Que importância tem o lazer na vida das pessoas de uma cidade? E esta cidade, como responde ao desafio de atender à demanda de lazer dos seus cidadãos? Estas são questões que vêm ganhando interesse crescente no debate sobre políticas públicas no âmbito das gestões municipais. E nem poderia ser diferente, já que é na cidade que homens e mulheres procuram organizar sua vida cotidiana, definindo seu local de moradia e emprego, buscando os serviços de educação, saúde e lazer.
--*--
● Exercício 1: Traduza para o inglês a seguinte frase do texto sobre o lazer na cidade: "Estas são questões que vêm ganhando interesse crescente no debate sobre políticas públicas no âmbito das gestões municipais."
● Exercício 2: Reproduza literalmente tudo o que vai do início dos registros até a linha que contém "tree-item-pages[interactable]: › pages", inclusive.
O texto e os registros não guardam relação entre si.
--*--
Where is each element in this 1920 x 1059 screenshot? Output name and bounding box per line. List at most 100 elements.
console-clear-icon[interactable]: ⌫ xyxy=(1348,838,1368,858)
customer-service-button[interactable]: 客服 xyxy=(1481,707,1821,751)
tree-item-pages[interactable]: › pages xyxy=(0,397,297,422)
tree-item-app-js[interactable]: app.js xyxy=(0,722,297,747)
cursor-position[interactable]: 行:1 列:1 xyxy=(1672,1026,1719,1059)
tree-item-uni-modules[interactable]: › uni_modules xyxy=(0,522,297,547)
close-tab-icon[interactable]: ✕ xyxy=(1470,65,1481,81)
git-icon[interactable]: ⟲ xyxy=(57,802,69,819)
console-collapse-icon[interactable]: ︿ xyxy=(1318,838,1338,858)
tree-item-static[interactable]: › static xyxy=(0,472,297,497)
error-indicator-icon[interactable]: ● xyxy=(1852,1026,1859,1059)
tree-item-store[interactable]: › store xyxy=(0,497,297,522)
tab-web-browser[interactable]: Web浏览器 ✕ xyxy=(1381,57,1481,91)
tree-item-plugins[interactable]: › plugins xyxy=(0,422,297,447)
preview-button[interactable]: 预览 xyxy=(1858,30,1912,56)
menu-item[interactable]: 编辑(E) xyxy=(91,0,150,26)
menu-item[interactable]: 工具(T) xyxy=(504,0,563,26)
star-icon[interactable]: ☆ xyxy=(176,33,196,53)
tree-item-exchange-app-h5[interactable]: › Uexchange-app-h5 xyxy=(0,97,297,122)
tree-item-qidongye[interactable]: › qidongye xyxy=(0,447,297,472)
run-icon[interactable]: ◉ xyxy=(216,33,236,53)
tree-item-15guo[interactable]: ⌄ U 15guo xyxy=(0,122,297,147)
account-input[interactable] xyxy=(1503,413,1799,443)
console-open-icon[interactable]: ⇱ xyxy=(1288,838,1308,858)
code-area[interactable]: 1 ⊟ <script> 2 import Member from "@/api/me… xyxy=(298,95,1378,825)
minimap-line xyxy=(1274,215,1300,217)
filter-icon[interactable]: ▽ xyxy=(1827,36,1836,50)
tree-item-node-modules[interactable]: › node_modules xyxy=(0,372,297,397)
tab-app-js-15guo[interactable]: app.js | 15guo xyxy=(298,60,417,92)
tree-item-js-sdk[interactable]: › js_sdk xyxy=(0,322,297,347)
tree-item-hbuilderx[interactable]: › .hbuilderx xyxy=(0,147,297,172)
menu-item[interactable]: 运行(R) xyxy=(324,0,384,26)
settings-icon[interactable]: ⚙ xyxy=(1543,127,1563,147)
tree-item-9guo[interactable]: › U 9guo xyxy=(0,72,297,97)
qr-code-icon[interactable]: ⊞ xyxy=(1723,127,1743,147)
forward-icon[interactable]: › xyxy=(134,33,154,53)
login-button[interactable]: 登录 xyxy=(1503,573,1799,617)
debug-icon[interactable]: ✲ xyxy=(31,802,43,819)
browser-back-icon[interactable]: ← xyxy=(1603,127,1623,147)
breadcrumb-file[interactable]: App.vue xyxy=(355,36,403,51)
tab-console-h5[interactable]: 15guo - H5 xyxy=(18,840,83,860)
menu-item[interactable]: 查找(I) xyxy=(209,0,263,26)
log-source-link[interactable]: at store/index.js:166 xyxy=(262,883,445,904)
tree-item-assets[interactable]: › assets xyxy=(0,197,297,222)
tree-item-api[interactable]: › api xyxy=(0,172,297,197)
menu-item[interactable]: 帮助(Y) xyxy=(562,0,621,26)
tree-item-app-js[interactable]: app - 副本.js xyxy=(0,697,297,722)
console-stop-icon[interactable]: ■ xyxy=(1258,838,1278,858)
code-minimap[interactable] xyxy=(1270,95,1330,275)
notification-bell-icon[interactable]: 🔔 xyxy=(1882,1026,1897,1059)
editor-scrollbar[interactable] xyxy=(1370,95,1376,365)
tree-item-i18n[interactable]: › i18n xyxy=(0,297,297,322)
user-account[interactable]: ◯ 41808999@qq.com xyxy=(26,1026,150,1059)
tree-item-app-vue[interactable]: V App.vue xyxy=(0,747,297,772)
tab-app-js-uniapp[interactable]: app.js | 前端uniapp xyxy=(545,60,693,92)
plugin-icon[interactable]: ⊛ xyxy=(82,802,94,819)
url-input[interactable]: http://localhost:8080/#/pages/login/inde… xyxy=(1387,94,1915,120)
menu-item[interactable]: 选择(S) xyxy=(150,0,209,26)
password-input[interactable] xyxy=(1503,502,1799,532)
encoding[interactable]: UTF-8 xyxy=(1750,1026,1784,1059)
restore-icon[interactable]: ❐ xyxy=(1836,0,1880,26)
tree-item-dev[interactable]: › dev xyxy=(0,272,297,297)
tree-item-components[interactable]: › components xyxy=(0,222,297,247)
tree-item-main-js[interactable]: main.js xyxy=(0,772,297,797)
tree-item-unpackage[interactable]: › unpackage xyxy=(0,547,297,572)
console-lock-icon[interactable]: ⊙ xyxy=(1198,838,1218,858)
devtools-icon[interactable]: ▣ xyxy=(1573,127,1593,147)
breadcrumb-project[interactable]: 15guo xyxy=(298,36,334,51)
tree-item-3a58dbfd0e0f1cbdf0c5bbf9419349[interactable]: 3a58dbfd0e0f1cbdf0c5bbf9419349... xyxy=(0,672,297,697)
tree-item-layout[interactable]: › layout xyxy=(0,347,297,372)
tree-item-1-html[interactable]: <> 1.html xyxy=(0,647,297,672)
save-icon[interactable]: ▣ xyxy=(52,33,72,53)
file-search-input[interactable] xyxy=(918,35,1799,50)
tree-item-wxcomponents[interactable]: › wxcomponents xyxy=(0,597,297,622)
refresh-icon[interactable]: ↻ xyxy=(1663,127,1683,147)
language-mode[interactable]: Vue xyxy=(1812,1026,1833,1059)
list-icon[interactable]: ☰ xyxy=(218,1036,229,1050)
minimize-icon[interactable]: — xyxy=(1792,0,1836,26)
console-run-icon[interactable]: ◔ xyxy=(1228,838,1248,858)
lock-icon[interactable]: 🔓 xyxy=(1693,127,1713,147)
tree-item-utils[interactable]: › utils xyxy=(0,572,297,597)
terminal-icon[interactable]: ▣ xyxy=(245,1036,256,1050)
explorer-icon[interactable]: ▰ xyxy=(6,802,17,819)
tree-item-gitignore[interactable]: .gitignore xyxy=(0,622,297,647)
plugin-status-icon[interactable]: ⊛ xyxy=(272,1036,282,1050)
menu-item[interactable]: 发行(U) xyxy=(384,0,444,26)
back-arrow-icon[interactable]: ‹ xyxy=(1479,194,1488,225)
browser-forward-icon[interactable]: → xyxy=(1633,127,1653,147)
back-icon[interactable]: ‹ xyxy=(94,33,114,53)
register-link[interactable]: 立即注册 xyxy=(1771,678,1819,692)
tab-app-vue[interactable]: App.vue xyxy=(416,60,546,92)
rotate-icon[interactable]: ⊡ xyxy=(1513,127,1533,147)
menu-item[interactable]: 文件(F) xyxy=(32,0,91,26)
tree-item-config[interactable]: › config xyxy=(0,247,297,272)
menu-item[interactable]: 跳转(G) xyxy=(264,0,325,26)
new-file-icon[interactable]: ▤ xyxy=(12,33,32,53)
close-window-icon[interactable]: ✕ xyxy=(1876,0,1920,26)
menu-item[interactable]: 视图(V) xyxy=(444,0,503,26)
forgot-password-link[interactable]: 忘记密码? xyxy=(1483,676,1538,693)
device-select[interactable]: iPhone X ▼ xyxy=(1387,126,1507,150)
--*--
● Resposta escrita 1: These are questions that have been gaining increasing interest in the debate on public policy within the scope of municipal administrations.

● Resposta escrita 2:
Where is each element in this 1920 x 1059 screenshot? Output name and bounding box per line. List at most 100 elements.
console-clear-icon[interactable]: ⌫ xyxy=(1348,838,1368,858)
customer-service-button[interactable]: 客服 xyxy=(1481,707,1821,751)
tree-item-pages[interactable]: › pages xyxy=(0,397,297,422)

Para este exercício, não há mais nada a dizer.